■ **Written instruction**: Each record below is to be reproduced without any change.

[Source records]
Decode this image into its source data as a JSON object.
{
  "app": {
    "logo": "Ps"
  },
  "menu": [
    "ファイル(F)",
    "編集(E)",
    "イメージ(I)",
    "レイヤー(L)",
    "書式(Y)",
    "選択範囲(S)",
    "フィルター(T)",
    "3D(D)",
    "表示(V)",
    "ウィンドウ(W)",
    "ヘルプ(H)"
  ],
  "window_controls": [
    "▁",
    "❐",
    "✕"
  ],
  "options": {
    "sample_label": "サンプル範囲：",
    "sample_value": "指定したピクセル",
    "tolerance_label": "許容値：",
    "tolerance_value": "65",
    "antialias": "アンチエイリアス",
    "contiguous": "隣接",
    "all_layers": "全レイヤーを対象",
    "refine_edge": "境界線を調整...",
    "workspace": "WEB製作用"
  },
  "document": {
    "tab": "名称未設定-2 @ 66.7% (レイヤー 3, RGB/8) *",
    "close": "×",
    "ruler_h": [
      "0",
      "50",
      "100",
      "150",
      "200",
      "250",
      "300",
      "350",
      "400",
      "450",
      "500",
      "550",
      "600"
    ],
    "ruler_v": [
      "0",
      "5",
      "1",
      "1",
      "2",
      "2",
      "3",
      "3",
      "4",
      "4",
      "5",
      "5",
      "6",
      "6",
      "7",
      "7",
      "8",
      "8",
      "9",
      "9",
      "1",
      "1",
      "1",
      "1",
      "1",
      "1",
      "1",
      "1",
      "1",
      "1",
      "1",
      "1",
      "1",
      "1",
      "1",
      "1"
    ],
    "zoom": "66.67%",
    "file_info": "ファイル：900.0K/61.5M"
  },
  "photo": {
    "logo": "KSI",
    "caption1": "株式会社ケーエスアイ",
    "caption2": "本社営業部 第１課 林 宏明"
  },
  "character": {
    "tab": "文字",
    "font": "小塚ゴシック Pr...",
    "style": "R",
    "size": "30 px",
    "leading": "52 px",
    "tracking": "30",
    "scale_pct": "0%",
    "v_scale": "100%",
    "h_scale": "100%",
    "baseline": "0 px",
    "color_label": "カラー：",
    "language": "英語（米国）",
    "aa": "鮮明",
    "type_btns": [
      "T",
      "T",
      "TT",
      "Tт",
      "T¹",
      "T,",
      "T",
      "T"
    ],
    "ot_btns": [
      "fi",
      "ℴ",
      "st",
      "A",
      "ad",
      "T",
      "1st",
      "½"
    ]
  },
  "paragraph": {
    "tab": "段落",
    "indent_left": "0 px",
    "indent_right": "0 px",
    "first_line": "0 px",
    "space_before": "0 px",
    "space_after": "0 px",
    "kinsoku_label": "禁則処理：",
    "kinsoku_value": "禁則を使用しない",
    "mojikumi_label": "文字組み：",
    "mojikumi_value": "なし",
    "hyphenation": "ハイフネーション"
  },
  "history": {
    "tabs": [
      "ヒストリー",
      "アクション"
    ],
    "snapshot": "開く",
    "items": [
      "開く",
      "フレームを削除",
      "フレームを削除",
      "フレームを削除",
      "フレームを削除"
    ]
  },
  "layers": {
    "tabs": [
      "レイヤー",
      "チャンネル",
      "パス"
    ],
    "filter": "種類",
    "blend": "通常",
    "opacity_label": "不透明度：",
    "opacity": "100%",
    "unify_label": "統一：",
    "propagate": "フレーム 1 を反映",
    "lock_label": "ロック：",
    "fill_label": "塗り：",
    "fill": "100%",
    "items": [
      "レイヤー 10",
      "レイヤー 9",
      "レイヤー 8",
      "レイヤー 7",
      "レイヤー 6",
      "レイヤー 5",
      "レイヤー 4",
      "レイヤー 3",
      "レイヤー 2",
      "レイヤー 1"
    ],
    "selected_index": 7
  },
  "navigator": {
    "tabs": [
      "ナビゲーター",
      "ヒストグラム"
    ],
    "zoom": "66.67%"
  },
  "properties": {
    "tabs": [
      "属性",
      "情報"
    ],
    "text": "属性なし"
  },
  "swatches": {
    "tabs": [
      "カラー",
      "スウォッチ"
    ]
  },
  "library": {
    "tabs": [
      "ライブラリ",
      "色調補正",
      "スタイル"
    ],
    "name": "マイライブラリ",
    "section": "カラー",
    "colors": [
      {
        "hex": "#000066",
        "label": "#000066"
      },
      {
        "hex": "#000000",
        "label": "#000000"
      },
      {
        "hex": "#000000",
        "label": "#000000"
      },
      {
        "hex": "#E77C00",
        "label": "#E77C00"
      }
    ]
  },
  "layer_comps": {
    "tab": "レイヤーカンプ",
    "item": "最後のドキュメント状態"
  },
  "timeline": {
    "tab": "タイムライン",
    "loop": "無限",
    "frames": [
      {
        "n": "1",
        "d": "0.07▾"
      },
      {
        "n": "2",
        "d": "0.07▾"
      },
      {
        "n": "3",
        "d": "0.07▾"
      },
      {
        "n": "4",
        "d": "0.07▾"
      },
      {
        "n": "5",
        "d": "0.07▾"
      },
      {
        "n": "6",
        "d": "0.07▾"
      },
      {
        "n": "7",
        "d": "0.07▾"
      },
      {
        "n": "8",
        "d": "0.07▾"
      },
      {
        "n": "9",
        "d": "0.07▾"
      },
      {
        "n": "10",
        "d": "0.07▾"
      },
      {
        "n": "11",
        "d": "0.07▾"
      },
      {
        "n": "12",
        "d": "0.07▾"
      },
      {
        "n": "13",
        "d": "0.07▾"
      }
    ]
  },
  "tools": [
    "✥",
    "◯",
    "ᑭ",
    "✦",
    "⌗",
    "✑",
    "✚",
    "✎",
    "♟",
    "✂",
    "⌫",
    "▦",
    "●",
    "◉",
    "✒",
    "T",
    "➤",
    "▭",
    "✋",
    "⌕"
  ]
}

■ **Output**:
Decode this image into its source data as a JSON object.
{
  "app": {
    "logo": "Ps"
  },
  "menu": [
    "ファイル(F)",
    "編集(E)",
    "イメージ(I)",
    "レイヤー(L)",
    "書式(Y)",
    "選択範囲(S)",
    "フィルター(T)",
    "3D(D)",
    "表示(V)",
    "ウィンドウ(W)",
    "ヘルプ(H)"
  ],
  "window_controls": [
    "▁",
    "❐",
    "✕"
  ],
  "options": {
    "sample_label": "サンプル範囲：",
    "sample_value": "指定したピクセル",
    "tolerance_label": "許容値：",
    "tolerance_value": "65",
    "antialias": "アンチエイリアス",
    "contiguous": "隣接",
    "all_layers": "全レイヤーを対象",
    "refine_edge": "境界線を調整...",
    "workspace": "WEB製作用"
  },
  "document": {
    "tab": "名称未設定-2 @ 66.7% (レイヤー 3, RGB/8) *",
    "close": "×",
    "ruler_h": [
      "0",
      "50",
      "100",
      "150",
      "200",
      "250",
      "300",
      "350",
      "400",
      "450",
      "500",
      "550",
      "600"
    ],
    "ruler_v": [
      "0",
      "5",
      "1",
      "1",
      "2",
      "2",
      "3",
      "3",
      "4",
      "4",
      "5",
      "5",
      "6",
      "6",
      "7",
      "7",
      "8",
      "8",
      "9",
      "9",
      "1",
      "1",
      "1",
      "1",
      "1",
      "1",
      "1",
      "1",
      "1",
      "1",
      "1",
      "1",
      "1",
      "1",
      "1",
      "1"
    ],
    "zoom": "66.67%",
    "file_info": "ファイル：900.0K/61.5M"
  },
  "photo": {
    "logo": "KSI",
    "caption1": "株式会社ケーエスアイ",
    "caption2": "本社営業部 第１課 林 宏明"
  },
  "character": {
    "tab": "文字",
    "font": "小塚ゴシック Pr...",
    "style": "R",
    "size": "30 px",
    "leading": "52 px",
    "tracking": "30",
    "scale_pct": "0%",
    "v_scale": "100%",
    "h_scale": "100%",
    "baseline": "0 px",
    "color_label": "カラー：",
    "language": "英語（米国）",
    "aa": "鮮明",
    "type_btns": [
      "T",
      "T",
      "TT",
      "Tт",
      "T¹",
      "T,",
      "T",
      "T"
    ],
    "ot_btns": [
      "fi",
      "ℴ",
      "st",
      "A",
      "ad",
      "T",
      "1st",
      "½"
    ]
  },
  "paragraph": {
    "tab": "段落",
    "indent_left": "0 px",
    "indent_right": "0 px",
    "first_line": "0 px",
    "space_before": "0 px",
    "space_after": "0 px",
    "kinsoku_label": "禁則処理：",
    "kinsoku_value": "禁則を使用しない",
    "mojikumi_label": "文字組み：",
    "mojikumi_value": "なし",
    "hyphenation": "ハイフネーション"
  },
  "history": {
    "tabs": [
      "ヒストリー",
      "アクション"
    ],
    "snapshot": "開く",
    "items": [
      "開く",
      "フレームを削除",
      "フレームを削除",
      "フレームを削除",
      "フレームを削除"
    ]
  },
  "layers": {
    "tabs": [
      "レイヤー",
      "チャンネル",
      "パス"
    ],
    "filter": "種類",
    "blend": "通常",
    "opacity_label": "不透明度：",
    "opacity": "100%",
    "unify_label": "統一：",
    "propagate": "フレーム 1 を反映",
    "lock_label": "ロック：",
    "fill_label": "塗り：",
    "fill": "100%",
    "items": [
      "レイヤー 10",
      "レイヤー 9",
      "レイヤー 8",
      "レイヤー 7",
      "レイヤー 6",
      "レイヤー 5",
      "レイヤー 4",
      "レイヤー 3",
      "レイヤー 2",
      "レイヤー 1"
    ],
    "selected_index": 7
  },
  "navigator": {
    "tabs": [
      "ナビゲーター",
      "ヒストグラム"
    ],
    "zoom": "66.67%"
  },
  "properties": {
    "tabs": [
      "属性",
      "情報"
    ],
    "text": "属性なし"
  },
  "swatches": {
    "tabs": [
      "カラー",
      "スウォッチ"
    ]
  },
  "library": {
    "tabs": [
      "ライブラリ",
      "色調補正",
      "スタイル"
    ],
    "name": "マイライブラリ",
    "section": "カラー",
    "colors": [
      {
        "hex": "#000066",
        "label": "#000066"
      },
      {
        "hex": "#000000",
        "label": "#000000"
      },
      {
        "hex": "#000000",
        "label": "#000000"
      },
      {
        "hex": "#E77C00",
        "label": "#E77C00"
      }
    ]
  },
  "layer_comps": {
    "tab": "レイヤーカンプ",
    "item": "最後のドキュメント状態"
  },
  "timeline": {
    "tab": "タイムライン",
    "loop": "無限",
    "frames": [
      {
        "n": "1",
        "d": "0.07▾"
      },
      {
        "n": "2",
        "d": "0.07▾"
      },
      {
        "n": "3",
        "d": "0.07▾"
      },
      {
        "n": "4",
        "d": "0.07▾"
      },
      {
        "n": "5",
        "d": "0.07▾"
      },
      {
        "n": "6",
        "d": "0.07▾"
      },
      {
        "n": "7",
        "d": "0.07▾"
      },
      {
        "n": "8",
        "d": "0.07▾"
      },
      {
        "n": "9",
        "d": "0.07▾"
      },
      {
        "n": "10",
        "d": "0.07▾"
      },
      {
        "n": "11",
        "d": "0.07▾"
      },
      {
        "n": "12",
        "d": "0.07▾"
      },
      {
        "n": "13",
        "d": "0.07▾"
      }
    ]
  },
  "tools": [
    "✥",
    "◯",
    "ᑭ",
    "✦",
    "⌗",
    "✑",
    "✚",
    "✎",
    "♟",
    "✂",
    "⌫",
    "▦",
    "●",
    "◉",
    "✒",
    "T",
    "➤",
    "▭",
    "✋",
    "⌕"
  ]
}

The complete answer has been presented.